## Given information
▶
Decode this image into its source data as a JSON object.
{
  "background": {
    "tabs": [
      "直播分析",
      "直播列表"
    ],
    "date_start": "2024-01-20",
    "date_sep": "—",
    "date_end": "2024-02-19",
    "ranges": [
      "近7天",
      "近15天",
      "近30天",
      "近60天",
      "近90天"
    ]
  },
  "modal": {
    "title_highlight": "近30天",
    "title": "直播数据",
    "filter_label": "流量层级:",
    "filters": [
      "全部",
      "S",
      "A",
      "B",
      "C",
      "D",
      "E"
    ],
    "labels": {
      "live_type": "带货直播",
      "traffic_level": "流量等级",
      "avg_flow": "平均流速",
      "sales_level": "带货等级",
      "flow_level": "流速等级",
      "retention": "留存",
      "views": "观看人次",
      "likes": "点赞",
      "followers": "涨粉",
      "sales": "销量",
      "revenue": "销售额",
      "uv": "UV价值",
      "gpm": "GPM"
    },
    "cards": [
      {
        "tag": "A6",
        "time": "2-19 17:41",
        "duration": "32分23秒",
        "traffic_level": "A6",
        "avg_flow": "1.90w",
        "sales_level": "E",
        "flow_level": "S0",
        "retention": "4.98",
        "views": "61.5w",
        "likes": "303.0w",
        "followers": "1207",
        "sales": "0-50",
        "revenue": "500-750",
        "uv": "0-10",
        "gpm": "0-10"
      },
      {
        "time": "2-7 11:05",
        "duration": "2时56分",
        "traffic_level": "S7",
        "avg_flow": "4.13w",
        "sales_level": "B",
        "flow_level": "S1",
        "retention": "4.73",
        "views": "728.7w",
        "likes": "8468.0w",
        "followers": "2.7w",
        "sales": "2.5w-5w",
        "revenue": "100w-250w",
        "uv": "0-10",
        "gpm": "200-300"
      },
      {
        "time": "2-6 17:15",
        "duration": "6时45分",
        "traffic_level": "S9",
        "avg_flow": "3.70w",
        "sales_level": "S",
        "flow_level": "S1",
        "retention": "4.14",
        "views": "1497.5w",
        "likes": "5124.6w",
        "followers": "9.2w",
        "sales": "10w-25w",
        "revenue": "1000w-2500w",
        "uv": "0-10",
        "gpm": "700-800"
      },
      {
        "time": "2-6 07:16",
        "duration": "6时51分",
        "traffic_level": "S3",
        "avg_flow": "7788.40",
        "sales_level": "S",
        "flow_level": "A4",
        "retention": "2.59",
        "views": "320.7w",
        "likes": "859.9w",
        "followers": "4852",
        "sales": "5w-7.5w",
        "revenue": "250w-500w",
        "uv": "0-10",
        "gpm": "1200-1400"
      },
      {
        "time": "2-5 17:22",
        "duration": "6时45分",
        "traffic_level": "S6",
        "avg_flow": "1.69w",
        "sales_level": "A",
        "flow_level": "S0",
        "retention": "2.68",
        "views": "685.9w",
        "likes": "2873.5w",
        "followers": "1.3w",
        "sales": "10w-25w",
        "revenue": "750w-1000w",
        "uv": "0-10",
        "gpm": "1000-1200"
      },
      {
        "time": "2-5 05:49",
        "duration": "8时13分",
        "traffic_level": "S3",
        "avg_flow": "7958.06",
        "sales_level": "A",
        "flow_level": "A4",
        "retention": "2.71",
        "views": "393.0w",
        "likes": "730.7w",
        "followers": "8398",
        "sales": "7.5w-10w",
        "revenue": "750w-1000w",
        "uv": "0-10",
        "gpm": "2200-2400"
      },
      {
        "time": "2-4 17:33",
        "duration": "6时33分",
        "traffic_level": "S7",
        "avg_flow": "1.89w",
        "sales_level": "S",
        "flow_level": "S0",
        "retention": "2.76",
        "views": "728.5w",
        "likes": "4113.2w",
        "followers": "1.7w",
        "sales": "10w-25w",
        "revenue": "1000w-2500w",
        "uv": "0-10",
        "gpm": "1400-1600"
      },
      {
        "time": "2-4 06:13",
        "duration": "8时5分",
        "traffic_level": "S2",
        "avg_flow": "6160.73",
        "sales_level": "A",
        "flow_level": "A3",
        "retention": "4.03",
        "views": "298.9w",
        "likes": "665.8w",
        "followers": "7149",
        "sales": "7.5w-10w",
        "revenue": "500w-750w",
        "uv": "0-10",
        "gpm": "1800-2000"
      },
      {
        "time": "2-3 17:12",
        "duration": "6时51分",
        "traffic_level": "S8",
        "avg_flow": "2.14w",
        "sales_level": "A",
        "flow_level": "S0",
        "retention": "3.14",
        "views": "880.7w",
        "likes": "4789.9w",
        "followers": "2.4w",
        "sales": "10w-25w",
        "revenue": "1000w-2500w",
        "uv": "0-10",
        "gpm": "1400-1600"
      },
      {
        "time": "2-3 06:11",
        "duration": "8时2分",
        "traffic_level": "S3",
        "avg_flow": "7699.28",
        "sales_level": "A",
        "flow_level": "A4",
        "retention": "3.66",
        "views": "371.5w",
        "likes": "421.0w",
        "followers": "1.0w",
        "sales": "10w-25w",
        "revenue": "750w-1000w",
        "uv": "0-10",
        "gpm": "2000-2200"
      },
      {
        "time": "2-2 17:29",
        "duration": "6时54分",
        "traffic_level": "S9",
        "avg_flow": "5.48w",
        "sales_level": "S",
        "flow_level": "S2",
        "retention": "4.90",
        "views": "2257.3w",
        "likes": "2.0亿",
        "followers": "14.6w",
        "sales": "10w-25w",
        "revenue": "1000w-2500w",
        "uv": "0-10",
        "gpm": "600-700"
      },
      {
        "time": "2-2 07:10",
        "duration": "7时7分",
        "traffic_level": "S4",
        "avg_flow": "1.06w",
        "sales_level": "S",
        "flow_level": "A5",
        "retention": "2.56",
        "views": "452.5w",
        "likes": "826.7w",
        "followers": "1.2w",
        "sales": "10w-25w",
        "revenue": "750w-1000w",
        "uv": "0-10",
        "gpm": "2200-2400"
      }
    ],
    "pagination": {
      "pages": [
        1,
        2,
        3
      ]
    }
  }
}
◀
▶
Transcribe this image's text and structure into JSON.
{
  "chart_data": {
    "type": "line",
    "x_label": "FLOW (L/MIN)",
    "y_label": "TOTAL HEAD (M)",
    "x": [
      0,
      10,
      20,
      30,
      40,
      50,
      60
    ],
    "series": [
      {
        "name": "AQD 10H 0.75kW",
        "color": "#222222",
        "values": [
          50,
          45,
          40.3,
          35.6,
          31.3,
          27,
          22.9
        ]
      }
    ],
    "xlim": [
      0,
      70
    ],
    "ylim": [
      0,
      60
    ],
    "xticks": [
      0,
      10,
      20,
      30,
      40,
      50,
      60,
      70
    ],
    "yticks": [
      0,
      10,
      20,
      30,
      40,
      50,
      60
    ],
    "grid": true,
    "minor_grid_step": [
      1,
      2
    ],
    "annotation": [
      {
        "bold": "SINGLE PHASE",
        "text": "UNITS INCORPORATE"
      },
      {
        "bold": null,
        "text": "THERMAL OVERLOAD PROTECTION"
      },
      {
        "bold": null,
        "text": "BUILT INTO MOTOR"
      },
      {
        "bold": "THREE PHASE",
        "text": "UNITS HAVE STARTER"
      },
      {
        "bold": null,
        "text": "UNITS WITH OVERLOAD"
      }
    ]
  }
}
◀
Search the data for "duration" and list every line in which it occurs.

        "duration": "32分23秒",
        "duration": "2时56分",
        "duration": "6时45分",
        "duration": "6时51分",
        "duration": "6时45分",
        "duration": "8时13分",
        "duration": "6时33分",
        "duration": "8时5分",
        "duration": "6时51分",
        "duration": "8时2分",
        "duration": "6时54分",
        "duration": "7时7分",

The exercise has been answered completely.